• **WHAT IS REQUIRED**
Indicate only the number of lines in the listing below in which the word "from" appears.

----- EXTRACTED DATA

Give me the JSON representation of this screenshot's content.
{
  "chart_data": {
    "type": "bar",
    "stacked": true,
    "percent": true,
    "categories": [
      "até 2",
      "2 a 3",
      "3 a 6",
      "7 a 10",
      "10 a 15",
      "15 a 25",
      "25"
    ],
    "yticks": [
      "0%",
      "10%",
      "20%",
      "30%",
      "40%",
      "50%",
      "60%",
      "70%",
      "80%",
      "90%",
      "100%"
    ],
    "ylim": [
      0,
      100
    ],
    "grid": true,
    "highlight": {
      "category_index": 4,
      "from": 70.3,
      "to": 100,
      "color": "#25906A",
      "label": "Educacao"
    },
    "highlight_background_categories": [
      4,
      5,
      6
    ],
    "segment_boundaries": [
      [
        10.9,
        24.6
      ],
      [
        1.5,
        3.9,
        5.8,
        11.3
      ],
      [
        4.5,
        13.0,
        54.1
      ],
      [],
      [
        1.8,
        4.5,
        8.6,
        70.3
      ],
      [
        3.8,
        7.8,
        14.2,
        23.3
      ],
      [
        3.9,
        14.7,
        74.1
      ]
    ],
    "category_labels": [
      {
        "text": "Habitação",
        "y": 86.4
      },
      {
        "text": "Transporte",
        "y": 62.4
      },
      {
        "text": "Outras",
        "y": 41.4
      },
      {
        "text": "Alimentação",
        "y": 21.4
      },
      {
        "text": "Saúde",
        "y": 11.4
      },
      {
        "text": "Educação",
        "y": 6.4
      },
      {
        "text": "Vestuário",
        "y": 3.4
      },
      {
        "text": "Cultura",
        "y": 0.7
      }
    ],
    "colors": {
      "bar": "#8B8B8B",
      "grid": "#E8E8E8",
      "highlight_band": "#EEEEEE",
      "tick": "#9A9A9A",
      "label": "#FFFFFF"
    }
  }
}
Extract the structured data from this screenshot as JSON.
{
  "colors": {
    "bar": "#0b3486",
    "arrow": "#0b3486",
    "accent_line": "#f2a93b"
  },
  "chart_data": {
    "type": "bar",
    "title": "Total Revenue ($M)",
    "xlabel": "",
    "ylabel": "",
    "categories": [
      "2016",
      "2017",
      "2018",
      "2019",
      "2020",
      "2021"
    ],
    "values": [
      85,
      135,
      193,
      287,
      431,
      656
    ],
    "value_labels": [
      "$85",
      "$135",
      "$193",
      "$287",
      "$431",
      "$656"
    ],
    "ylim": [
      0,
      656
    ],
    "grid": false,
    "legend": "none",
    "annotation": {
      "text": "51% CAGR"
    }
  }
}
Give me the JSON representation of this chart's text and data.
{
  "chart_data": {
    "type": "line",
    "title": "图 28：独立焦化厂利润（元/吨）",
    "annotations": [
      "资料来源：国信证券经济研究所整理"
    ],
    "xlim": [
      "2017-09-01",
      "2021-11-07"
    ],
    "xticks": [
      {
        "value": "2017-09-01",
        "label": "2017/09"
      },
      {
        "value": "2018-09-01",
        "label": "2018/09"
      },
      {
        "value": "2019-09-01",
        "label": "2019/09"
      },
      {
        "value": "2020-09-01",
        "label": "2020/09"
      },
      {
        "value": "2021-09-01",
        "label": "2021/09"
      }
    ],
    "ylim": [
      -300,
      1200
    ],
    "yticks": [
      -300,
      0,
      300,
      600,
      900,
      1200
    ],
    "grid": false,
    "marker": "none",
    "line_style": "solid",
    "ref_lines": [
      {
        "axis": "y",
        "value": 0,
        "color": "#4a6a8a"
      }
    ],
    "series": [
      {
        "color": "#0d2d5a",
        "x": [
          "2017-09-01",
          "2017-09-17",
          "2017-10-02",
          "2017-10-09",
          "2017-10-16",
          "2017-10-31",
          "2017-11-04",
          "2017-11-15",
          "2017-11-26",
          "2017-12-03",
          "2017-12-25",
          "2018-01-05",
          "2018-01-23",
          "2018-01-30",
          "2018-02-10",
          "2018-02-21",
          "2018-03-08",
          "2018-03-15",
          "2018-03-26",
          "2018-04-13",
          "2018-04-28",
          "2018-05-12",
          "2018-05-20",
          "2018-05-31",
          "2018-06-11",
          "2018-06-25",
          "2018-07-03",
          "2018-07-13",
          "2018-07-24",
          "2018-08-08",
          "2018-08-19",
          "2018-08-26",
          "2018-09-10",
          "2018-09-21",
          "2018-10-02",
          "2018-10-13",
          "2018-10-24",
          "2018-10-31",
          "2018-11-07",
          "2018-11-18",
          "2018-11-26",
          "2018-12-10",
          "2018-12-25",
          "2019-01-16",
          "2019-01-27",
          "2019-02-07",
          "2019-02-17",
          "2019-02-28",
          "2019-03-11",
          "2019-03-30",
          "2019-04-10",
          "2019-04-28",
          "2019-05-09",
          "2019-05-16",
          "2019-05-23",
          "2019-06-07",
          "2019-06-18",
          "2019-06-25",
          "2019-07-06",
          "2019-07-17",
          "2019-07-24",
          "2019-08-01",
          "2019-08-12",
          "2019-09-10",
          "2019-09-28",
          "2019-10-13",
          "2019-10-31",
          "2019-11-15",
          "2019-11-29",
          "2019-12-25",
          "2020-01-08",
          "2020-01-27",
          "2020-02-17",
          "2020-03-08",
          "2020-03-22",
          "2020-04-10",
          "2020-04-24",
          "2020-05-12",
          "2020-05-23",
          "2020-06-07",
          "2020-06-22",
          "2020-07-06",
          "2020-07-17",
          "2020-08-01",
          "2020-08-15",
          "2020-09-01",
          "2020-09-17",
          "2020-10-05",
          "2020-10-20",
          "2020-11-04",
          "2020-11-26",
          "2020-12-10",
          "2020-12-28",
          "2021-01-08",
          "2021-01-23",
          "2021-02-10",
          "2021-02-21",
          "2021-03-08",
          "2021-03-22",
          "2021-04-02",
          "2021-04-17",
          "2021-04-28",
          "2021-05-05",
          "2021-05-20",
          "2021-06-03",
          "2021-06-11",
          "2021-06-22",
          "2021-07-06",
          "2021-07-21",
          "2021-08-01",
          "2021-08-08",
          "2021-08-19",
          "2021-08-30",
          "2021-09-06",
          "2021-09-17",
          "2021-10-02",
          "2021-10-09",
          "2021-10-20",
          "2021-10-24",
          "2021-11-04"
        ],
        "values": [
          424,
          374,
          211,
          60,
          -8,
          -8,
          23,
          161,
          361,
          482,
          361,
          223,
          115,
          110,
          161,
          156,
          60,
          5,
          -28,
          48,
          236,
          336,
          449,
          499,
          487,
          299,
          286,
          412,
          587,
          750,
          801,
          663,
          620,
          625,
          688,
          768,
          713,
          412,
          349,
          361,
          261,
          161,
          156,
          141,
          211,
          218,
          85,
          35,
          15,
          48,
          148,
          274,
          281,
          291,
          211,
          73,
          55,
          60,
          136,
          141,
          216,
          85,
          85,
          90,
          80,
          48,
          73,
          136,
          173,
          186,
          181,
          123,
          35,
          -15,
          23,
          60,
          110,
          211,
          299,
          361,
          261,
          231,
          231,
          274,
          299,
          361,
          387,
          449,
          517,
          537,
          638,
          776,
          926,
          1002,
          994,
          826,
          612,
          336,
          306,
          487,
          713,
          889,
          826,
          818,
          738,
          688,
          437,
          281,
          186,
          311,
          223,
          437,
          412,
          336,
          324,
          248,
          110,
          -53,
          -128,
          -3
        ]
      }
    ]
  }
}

----------

• **FINISHED ANSWER**
2